**Short task:** Collect all the lines that mention the word "title".

━━ Supplied data ━━

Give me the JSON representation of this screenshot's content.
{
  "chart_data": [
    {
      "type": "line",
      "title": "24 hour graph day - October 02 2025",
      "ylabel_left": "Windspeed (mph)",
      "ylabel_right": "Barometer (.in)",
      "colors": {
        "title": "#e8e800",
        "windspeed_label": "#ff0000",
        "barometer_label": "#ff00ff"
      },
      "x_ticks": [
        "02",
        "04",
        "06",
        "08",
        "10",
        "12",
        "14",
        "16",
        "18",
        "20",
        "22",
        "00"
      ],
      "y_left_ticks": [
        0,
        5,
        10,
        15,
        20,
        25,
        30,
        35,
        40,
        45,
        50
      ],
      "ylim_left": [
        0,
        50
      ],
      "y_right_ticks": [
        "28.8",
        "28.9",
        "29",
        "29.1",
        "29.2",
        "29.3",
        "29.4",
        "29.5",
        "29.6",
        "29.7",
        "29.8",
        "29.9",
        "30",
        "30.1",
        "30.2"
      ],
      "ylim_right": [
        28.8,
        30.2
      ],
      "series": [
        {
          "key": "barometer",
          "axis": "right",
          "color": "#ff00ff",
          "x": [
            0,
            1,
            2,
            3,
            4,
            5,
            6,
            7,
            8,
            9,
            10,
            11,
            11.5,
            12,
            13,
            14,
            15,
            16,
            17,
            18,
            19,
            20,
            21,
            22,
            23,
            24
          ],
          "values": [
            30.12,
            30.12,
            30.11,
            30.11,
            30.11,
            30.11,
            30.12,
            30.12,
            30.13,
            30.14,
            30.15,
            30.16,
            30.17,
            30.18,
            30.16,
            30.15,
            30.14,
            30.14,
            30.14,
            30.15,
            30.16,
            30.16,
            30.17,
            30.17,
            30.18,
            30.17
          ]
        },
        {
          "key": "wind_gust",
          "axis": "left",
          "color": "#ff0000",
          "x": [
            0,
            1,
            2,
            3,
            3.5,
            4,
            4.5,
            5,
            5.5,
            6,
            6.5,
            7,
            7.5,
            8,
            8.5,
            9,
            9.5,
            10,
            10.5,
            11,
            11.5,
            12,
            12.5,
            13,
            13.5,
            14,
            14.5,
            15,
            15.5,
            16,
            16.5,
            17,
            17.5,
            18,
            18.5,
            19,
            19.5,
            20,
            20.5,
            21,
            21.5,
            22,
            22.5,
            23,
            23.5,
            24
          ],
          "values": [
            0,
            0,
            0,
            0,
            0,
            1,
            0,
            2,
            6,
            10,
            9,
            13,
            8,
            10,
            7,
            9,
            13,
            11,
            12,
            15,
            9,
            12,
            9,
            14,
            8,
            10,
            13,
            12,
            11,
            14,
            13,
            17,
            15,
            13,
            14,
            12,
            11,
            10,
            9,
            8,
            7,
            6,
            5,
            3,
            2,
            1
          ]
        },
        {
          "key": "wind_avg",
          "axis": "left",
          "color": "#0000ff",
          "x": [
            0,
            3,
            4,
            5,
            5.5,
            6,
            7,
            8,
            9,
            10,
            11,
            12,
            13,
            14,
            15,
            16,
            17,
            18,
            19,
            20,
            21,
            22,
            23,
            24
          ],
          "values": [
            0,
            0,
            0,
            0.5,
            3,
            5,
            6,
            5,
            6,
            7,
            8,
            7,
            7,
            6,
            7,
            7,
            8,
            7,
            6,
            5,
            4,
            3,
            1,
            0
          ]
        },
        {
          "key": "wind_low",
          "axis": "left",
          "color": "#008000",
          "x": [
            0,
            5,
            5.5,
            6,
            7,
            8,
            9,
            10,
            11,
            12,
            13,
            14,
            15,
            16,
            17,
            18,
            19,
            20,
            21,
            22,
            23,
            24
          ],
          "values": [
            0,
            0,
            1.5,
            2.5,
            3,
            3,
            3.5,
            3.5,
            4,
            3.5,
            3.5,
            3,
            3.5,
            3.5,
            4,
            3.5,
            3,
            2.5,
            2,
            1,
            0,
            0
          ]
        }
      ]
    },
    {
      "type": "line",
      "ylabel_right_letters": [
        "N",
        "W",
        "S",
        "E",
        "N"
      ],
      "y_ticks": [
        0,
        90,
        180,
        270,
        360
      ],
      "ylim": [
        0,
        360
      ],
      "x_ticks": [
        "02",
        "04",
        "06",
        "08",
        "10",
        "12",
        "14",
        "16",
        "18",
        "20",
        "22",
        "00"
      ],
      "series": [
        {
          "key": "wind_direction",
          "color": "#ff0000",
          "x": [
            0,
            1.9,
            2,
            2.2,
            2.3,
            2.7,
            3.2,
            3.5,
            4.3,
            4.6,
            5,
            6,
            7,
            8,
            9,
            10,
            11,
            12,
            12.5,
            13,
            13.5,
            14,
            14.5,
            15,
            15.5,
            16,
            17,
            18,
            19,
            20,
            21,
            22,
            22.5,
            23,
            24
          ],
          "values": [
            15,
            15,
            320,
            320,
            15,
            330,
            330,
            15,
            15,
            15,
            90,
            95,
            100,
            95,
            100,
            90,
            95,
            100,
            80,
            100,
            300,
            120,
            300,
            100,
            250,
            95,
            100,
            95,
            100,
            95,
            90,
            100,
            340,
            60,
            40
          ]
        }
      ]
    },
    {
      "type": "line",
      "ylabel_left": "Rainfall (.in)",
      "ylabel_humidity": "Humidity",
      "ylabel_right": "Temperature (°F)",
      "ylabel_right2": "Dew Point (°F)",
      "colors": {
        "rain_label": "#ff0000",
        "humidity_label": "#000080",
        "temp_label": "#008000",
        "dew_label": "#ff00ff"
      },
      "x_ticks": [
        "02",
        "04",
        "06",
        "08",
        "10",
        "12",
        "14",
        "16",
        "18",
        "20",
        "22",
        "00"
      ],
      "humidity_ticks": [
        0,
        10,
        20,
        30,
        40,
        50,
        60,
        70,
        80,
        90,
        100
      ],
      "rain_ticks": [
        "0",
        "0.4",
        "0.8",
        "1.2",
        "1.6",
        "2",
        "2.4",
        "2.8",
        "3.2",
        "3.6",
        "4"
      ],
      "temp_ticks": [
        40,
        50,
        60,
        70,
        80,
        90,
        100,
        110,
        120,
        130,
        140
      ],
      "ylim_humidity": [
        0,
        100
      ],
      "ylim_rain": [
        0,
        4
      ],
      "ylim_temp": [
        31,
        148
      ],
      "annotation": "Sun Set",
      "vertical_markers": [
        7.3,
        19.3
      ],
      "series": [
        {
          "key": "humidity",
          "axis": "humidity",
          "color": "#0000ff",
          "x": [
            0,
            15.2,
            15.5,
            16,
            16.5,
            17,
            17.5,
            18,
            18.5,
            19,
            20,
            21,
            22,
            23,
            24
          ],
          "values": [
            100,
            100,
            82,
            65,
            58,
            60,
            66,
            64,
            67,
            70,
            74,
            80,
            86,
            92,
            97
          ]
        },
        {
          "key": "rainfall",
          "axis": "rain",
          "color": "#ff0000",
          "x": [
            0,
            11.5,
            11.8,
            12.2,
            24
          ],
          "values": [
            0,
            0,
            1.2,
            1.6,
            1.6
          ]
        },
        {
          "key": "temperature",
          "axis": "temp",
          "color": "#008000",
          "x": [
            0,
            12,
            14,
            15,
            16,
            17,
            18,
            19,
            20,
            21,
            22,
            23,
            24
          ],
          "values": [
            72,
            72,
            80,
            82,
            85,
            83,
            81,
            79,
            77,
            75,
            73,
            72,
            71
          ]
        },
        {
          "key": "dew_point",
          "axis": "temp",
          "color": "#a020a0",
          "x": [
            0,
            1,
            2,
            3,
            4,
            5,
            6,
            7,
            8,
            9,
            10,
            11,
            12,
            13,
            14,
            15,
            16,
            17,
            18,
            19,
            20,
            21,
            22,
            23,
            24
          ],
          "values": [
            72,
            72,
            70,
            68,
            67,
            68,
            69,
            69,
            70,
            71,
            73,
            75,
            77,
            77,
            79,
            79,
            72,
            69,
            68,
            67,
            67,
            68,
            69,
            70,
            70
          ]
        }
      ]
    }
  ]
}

━━━

**Task solution:**
      "title": "24 hour graph day - October 02 2025",
        "title": "#e8e800",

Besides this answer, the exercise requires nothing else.